* _Texto fornecido_:
A triste sina da ferrovia portuguesa

Décadas de desinvestimento no que é um papel exclusivo do Estado – a rede ferroviária – e de pensos rápidos no operador público – a CP – resultam hoje numa rede ferroviária ao mesmo tempo pouco competitiva e com uma operação em rotura.

Podemos discutir o que é uma rotura e se o actual estado é isso mesmo, mas a semântica apenas interessa a quem pretende desfocar os problemas existentes para evitar responsabilidades. Certo é que nunca antes o país se tinha defrontado com vagas de supressões como a que dura há meses na rede ferroviária, com particular impacto nos serviços regionais das linhas mais esquecidas da nossa rede (e no Algarve….!) e impactando o nível de serviço oferecido até nos serviços de topo de gama como os Alfa Pendular e Intercidades, onde não raras vezes são trocadas as composições habituais (aptas a 200-220 km/h e conforto a acompanhar a gama) por comboios regionais, sem conforto e aptos apenas a 120 km/h. Se em Évora é quotidiano, nos serviços Alfa não o é menos e o transbordo em Campanhã para serviços que deviam ser directos de Lisboa a Braga ou Guimarães é hoje uma realidade.

* _Itens fornecidos_:
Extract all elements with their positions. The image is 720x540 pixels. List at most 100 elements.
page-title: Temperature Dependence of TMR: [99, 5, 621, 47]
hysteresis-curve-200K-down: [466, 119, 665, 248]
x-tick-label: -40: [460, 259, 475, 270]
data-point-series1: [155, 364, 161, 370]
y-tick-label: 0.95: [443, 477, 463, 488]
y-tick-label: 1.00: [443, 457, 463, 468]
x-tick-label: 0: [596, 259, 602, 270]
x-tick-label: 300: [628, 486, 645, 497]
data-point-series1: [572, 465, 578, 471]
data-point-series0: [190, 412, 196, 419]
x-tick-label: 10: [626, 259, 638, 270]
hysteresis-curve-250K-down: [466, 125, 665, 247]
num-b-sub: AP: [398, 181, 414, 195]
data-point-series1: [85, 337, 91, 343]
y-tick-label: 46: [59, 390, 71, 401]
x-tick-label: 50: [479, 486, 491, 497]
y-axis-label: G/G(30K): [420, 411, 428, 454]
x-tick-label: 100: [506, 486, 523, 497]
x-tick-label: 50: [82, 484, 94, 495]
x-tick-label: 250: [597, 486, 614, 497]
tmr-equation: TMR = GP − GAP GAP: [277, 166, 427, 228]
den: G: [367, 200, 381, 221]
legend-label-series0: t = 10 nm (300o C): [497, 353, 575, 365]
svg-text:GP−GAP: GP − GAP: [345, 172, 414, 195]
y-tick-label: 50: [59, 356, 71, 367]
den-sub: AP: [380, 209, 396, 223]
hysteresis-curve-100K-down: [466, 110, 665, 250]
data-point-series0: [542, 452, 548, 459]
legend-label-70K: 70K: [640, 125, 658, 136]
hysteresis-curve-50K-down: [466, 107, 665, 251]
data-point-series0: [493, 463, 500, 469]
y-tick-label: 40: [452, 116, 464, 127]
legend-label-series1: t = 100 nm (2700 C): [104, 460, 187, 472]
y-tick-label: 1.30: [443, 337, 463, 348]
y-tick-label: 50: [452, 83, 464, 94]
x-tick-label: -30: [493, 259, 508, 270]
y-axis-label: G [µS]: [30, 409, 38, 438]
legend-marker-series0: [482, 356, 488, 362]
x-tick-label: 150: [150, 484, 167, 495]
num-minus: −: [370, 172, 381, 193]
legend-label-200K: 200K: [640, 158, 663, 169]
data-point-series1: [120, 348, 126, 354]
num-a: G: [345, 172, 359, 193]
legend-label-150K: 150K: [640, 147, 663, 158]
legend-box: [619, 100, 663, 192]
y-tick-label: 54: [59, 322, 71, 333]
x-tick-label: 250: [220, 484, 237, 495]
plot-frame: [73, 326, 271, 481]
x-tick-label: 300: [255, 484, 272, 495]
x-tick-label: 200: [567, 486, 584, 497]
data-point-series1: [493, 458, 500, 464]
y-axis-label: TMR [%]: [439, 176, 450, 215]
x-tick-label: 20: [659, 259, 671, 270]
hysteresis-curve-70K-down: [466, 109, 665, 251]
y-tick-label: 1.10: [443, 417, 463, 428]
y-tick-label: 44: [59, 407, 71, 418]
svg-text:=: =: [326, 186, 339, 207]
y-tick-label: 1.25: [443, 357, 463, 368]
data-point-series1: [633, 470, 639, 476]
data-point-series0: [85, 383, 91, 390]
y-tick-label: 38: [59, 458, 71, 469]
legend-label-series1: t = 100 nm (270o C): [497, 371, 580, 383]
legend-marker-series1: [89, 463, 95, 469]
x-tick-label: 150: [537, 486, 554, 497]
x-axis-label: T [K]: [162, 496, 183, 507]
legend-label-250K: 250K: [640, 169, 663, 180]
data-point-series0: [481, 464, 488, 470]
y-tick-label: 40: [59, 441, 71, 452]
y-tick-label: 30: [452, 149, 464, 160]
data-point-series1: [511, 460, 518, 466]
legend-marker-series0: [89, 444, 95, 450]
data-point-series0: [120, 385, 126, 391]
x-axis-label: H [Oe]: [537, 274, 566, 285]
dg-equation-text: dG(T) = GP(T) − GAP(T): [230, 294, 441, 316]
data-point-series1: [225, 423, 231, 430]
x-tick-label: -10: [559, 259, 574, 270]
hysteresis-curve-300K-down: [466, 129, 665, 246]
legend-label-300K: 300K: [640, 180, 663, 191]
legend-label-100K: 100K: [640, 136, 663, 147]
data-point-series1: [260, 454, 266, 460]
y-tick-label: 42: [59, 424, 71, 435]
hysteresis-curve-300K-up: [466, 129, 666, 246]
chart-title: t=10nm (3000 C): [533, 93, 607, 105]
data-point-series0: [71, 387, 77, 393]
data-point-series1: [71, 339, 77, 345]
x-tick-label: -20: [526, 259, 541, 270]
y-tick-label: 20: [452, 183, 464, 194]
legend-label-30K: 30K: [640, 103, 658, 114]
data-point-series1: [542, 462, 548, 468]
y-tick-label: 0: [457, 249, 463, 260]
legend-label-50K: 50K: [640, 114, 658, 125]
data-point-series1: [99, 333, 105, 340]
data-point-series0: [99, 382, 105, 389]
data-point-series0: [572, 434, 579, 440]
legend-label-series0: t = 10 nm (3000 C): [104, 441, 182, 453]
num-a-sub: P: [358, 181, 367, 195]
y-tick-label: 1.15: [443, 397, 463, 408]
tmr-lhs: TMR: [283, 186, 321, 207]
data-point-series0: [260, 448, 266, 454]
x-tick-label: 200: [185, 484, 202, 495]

* _Instrução escrita 1_:
Reescreva tudo desde "Décadas de desinvestimento" até "operação em rotura." no texto sobre a ferrovia portuguesa, substituindo "operador público" por "operador estatal".
* _Instrução escrita 2_:
Dê seguimento ao texto sobre a ferrovia portuguesa, começando logo depois da última frase.

* _Resultado do exercício 1_:
Décadas de desinvestimento no que é um papel exclusivo do Estado – a rede ferroviária – e de pensos rápidos no operador estatal – a CP – resultam hoje numa rede ferroviária ao mesmo tempo pouco competitiva e com uma operação em rotura.

* _Resultado do exercício 2_:
Os coros dos partidos do regime não se cansam de bradar sobre responsabilidades. É óbvio que o actual governo não é responsável pela falta de competitividade da rede – os traçados são antigos e desadequados, a ferrovia tem a mais baixa densidade em Portugal por comparação com os seus parceiros europeus, entre outros. Isso exige muitos anos para reparar, porque requer muito investimento público, e o que se pode aqui dizer é que este Governo continua a ajudar à festa – retirou o lombo ao Ferrovias 2020 e manteve apenas intervenções pouco ambiciosas, à semelhança do que foi sendo feito nas últimas décadas (a exceção é a nova linha Évora – Elvas, planeada desde os anos … 60).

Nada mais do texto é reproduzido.